■ **What this task involves**:
From the listing below, select every line where the word "финансового" appears.

══ Information supplied ══

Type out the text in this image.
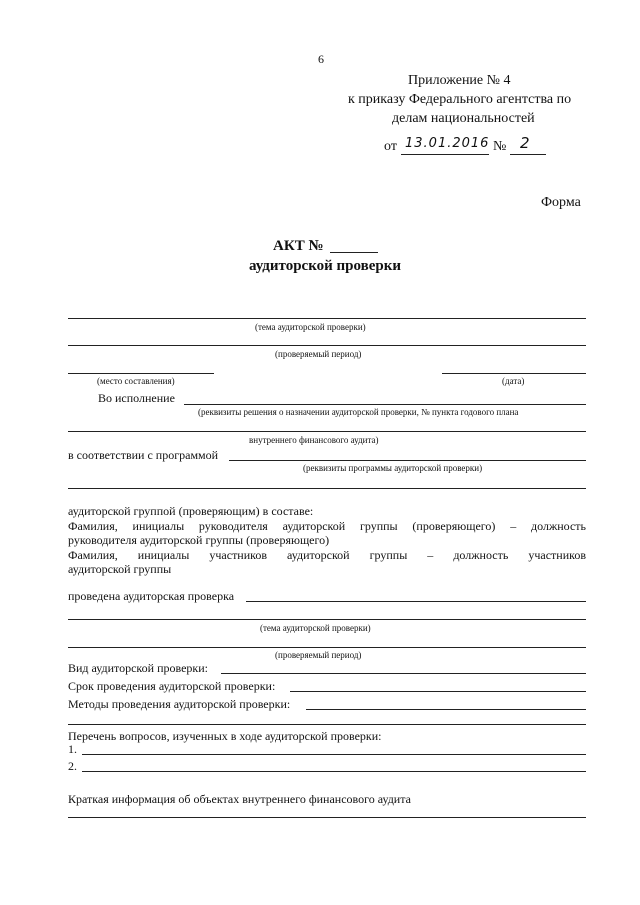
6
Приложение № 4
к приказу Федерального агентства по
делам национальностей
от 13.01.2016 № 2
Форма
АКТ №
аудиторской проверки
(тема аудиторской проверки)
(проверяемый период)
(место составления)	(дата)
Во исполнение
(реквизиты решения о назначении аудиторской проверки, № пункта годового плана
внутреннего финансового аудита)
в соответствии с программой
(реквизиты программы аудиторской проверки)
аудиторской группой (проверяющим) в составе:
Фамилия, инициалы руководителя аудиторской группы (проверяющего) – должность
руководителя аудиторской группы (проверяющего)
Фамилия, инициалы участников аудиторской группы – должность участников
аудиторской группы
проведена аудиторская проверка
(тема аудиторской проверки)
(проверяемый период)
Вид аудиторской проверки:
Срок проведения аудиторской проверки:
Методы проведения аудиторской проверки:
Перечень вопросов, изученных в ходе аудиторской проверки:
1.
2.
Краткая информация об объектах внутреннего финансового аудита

═══
══ Information supplied ══

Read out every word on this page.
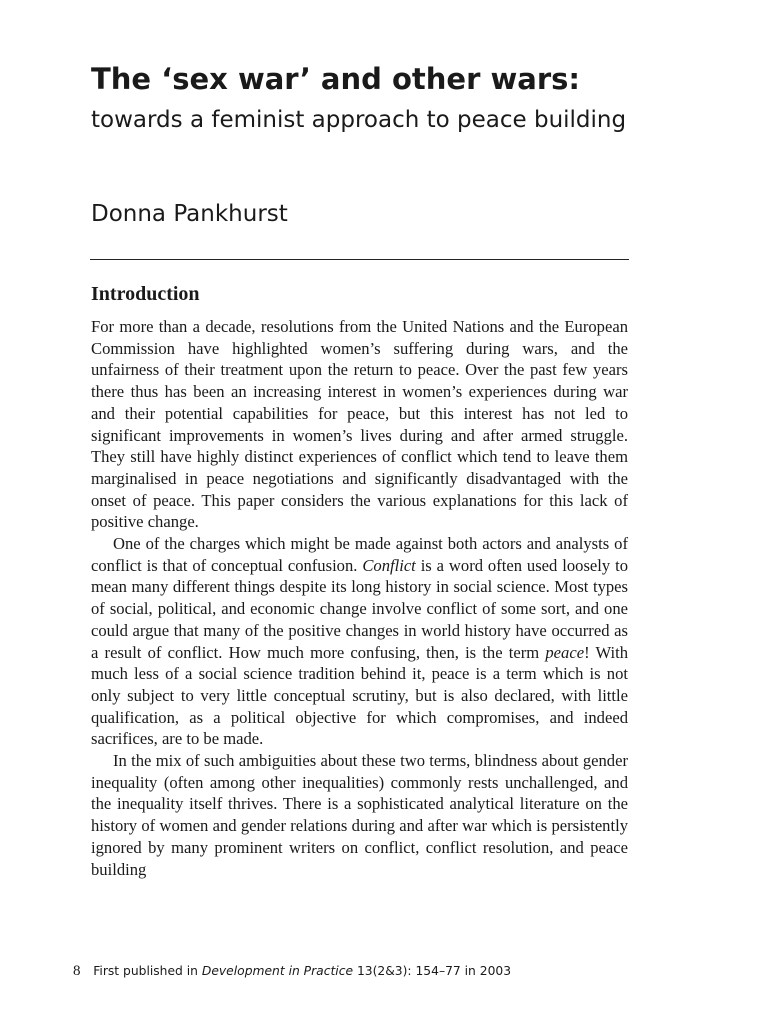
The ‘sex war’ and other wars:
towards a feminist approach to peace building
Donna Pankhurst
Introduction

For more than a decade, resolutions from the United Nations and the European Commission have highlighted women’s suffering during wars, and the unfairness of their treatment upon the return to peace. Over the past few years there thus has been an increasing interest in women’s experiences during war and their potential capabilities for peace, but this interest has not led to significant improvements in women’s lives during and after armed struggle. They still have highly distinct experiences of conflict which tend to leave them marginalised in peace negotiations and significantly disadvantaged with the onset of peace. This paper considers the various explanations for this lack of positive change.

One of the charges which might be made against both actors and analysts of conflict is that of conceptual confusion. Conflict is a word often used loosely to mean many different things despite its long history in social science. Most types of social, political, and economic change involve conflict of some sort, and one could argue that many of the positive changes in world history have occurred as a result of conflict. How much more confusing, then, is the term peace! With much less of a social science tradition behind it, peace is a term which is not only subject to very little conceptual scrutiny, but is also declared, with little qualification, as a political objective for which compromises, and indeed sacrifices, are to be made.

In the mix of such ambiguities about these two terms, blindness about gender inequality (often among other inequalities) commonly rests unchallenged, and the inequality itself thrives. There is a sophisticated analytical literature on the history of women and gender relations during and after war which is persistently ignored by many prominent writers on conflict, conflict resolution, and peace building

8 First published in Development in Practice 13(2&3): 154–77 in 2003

═══
══ Information supplied ══

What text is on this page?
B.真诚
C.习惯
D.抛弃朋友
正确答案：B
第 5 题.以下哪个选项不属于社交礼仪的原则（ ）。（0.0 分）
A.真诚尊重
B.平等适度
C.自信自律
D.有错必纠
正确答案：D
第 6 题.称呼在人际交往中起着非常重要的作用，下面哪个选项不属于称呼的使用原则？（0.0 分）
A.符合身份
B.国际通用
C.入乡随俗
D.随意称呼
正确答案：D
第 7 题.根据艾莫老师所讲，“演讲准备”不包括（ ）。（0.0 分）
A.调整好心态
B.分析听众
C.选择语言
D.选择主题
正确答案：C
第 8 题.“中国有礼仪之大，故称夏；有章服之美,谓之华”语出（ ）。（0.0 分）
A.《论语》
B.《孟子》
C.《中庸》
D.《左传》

═══

■ **Task solution**:
внутреннего финансового аудита)
Краткая информация об объектах внутреннего финансового аудита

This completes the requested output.